- _EXERCISE BRIEF_: Look over the entries that follow and work out how many lines contain "теряют". State the number only.

- _DATA EXTRACT_:

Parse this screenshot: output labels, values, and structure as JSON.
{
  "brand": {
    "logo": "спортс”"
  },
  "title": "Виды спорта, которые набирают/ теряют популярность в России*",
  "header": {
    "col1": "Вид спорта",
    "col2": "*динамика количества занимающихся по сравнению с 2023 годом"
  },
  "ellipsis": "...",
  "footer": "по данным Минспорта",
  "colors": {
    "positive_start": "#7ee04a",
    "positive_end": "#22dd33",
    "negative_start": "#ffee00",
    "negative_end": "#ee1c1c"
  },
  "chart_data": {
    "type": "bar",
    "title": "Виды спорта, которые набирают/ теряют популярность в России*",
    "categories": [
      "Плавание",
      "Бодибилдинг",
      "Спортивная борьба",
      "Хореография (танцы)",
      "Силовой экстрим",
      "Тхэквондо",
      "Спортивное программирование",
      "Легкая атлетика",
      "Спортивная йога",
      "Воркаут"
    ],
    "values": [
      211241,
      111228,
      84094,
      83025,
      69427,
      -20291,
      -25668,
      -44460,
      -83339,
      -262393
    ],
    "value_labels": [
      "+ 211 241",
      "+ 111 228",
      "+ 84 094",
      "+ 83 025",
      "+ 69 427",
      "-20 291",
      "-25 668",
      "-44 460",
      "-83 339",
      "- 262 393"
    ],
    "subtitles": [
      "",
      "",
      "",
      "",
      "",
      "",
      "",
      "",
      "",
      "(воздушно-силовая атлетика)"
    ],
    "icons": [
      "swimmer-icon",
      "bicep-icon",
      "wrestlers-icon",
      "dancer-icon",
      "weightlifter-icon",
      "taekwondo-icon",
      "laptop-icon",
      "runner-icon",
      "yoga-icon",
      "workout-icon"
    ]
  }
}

- _EXERCISE ANSWER_: 2